> _Problem description_
Work through the data below line by line and say how many lines hold "construcții"; give only the number.

====== Dataset rows

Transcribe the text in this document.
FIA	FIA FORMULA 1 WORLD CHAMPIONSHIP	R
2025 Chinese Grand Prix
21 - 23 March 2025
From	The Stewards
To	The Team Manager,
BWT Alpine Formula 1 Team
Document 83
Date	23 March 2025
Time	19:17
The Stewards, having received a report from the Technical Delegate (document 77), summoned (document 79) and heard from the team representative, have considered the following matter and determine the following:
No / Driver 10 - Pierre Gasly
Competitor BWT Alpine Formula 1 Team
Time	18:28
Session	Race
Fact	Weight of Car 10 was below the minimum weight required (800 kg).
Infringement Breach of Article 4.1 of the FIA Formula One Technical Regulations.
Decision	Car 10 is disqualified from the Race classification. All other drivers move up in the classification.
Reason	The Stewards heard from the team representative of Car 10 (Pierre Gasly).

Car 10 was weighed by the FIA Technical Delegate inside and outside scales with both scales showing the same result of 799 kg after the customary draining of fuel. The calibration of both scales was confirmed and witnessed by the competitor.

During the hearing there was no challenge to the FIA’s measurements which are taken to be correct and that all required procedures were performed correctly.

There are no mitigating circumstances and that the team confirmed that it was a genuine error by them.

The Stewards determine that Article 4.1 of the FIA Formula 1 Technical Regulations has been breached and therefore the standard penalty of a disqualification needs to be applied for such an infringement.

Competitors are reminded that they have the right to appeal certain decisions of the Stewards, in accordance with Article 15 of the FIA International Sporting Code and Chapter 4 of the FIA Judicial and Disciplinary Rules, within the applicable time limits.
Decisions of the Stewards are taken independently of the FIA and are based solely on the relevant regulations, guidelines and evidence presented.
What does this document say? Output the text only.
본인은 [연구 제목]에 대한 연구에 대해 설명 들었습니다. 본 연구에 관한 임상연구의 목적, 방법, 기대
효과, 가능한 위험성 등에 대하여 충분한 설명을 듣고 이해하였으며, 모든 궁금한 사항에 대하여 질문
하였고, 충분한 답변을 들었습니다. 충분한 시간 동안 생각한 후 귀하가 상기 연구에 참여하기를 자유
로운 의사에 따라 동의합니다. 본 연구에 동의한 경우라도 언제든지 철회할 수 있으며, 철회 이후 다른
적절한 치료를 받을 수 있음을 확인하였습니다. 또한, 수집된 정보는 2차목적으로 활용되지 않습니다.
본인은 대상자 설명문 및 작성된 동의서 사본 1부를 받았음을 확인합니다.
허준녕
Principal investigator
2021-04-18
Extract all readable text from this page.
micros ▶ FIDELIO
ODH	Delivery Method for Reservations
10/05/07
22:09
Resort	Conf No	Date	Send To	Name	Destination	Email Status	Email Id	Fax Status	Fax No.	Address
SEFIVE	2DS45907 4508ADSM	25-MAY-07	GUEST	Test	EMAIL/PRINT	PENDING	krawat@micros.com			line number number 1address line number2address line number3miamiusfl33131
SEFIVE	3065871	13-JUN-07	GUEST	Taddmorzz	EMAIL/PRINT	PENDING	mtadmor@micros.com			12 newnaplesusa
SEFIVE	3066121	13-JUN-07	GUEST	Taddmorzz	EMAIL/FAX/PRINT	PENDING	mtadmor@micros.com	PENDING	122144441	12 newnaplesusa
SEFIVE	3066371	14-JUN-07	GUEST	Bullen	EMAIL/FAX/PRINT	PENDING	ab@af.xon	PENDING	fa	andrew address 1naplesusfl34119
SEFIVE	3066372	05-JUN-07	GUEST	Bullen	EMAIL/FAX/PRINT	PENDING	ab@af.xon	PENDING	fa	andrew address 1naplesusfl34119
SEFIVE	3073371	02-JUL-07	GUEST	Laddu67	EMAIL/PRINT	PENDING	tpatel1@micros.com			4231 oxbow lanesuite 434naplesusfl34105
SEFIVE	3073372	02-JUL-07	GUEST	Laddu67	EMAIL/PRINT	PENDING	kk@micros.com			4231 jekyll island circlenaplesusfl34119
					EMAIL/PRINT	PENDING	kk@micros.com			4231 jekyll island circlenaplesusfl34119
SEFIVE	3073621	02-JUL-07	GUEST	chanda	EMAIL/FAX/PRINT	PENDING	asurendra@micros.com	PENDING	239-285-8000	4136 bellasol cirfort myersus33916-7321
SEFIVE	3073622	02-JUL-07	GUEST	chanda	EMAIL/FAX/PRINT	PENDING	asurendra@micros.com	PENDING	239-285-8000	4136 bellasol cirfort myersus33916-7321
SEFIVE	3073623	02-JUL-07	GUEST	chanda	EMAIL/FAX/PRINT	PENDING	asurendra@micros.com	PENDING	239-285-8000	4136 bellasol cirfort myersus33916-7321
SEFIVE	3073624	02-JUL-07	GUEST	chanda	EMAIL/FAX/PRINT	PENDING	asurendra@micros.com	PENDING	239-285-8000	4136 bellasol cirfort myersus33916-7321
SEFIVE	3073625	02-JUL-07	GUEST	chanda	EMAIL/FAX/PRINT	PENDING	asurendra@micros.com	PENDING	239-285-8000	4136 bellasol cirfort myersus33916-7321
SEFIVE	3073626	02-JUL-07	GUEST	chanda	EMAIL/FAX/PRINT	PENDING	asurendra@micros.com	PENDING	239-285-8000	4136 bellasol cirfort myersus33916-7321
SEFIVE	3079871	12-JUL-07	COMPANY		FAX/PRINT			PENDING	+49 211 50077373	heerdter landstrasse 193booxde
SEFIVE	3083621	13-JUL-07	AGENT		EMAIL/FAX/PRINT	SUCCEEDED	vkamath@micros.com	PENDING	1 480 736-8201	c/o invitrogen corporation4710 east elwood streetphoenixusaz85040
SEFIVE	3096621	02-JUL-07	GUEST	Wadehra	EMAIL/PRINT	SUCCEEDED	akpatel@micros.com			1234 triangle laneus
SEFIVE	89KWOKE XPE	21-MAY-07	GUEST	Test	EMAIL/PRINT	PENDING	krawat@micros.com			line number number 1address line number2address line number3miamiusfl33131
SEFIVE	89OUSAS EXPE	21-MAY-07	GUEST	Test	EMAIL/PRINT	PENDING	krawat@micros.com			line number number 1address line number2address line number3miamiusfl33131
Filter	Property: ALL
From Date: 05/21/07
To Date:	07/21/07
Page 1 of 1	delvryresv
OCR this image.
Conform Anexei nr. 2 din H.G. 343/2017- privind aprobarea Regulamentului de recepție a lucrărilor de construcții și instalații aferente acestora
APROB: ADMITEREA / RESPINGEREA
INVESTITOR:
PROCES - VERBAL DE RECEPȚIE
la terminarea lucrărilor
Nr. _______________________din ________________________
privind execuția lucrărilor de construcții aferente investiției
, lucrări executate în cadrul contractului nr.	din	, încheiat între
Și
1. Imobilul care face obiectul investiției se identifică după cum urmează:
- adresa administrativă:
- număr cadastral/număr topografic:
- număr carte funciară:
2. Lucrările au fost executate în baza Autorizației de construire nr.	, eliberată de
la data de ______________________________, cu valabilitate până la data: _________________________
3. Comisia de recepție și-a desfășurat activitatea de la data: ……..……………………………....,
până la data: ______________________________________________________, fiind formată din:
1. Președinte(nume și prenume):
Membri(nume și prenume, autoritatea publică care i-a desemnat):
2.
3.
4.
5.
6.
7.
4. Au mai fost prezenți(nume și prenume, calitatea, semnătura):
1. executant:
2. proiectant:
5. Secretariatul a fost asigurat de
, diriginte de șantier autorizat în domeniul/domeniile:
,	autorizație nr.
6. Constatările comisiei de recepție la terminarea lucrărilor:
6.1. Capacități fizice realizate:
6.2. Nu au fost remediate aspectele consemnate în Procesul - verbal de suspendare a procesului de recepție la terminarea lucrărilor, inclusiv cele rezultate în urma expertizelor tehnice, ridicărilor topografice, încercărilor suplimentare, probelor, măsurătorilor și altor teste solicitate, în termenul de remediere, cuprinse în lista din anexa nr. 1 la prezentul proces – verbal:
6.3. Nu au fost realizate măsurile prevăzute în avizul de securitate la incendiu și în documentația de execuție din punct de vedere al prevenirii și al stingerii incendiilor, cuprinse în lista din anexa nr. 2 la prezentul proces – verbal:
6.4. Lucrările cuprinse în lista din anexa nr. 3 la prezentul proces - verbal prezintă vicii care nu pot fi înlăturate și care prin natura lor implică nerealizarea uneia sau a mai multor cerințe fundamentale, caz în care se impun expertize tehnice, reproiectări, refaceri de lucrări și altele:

============

> _Solution to the problem_
2